— Stated goal —
Below are some entries. Output each one exactly as it appears.

— Task input —
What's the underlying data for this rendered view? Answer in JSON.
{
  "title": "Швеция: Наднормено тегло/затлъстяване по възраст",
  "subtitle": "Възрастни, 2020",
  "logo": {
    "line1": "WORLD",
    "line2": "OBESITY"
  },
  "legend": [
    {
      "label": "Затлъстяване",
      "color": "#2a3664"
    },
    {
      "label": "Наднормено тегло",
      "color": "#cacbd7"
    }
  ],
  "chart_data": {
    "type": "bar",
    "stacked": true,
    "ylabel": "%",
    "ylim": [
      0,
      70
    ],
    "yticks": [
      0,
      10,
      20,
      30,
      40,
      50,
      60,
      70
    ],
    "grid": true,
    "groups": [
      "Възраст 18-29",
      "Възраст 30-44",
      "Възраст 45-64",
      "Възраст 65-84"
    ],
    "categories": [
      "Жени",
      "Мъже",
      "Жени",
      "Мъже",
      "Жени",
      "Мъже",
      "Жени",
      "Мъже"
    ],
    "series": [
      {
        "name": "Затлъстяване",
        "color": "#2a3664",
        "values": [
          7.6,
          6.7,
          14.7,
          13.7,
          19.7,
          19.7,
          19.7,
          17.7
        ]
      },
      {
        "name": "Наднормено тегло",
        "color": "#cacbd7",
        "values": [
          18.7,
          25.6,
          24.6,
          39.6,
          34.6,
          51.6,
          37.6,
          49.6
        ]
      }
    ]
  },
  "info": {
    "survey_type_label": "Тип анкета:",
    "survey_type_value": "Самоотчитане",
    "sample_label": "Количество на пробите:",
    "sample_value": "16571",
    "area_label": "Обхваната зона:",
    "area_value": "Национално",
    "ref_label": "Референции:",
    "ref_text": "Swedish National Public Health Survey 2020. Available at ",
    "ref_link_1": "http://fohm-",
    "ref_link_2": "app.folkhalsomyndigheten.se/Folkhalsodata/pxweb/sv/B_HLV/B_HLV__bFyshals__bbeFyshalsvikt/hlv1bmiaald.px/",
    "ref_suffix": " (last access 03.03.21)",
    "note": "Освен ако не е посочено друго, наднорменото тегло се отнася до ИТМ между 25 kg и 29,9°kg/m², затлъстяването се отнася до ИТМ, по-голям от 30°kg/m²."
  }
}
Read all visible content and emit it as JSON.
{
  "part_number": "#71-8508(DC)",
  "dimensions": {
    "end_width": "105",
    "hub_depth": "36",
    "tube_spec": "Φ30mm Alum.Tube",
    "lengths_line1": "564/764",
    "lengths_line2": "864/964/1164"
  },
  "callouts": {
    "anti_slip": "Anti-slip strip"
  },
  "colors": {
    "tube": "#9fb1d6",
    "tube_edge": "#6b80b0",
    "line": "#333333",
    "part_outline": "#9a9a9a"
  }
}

— Solution for this problem —
What's the underlying data for this rendered view? Answer in JSON.
{
  "title": "Швеция: Наднормено тегло/затлъстяване по възраст",
  "subtitle": "Възрастни, 2020",
  "logo": {
    "line1": "WORLD",
    "line2": "OBESITY"
  },
  "legend": [
    {
      "label": "Затлъстяване",
      "color": "#2a3664"
    },
    {
      "label": "Наднормено тегло",
      "color": "#cacbd7"
    }
  ],
  "chart_data": {
    "type": "bar",
    "stacked": true,
    "ylabel": "%",
    "ylim": [
      0,
      70
    ],
    "yticks": [
      0,
      10,
      20,
      30,
      40,
      50,
      60,
      70
    ],
    "grid": true,
    "groups": [
      "Възраст 18-29",
      "Възраст 30-44",
      "Възраст 45-64",
      "Възраст 65-84"
    ],
    "categories": [
      "Жени",
      "Мъже",
      "Жени",
      "Мъже",
      "Жени",
      "Мъже",
      "Жени",
      "Мъже"
    ],
    "series": [
      {
        "name": "Затлъстяване",
        "color": "#2a3664",
        "values": [
          7.6,
          6.7,
          14.7,
          13.7,
          19.7,
          19.7,
          19.7,
          17.7
        ]
      },
      {
        "name": "Наднормено тегло",
        "color": "#cacbd7",
        "values": [
          18.7,
          25.6,
          24.6,
          39.6,
          34.6,
          51.6,
          37.6,
          49.6
        ]
      }
    ]
  },
  "info": {
    "survey_type_label": "Тип анкета:",
    "survey_type_value": "Самоотчитане",
    "sample_label": "Количество на пробите:",
    "sample_value": "16571",
    "area_label": "Обхваната зона:",
    "area_value": "Национално",
    "ref_label": "Референции:",
    "ref_text": "Swedish National Public Health Survey 2020. Available at ",
    "ref_link_1": "http://fohm-",
    "ref_link_2": "app.folkhalsomyndigheten.se/Folkhalsodata/pxweb/sv/B_HLV/B_HLV__bFyshals__bbeFyshalsvikt/hlv1bmiaald.px/",
    "ref_suffix": " (last access 03.03.21)",
    "note": "Освен ако не е посочено друго, наднорменото тегло се отнася до ИТМ между 25 kg и 29,9°kg/m², затлъстяването се отнася до ИТМ, по-голям от 30°kg/m²."
  }
}
Read all visible content and emit it as JSON.
{
  "part_number": "#71-8508(DC)",
  "dimensions": {
    "end_width": "105",
    "hub_depth": "36",
    "tube_spec": "Φ30mm Alum.Tube",
    "lengths_line1": "564/764",
    "lengths_line2": "864/964/1164"
  },
  "callouts": {
    "anti_slip": "Anti-slip strip"
  },
  "colors": {
    "tube": "#9fb1d6",
    "tube_edge": "#6b80b0",
    "line": "#333333",
    "part_outline": "#9a9a9a"
  }
}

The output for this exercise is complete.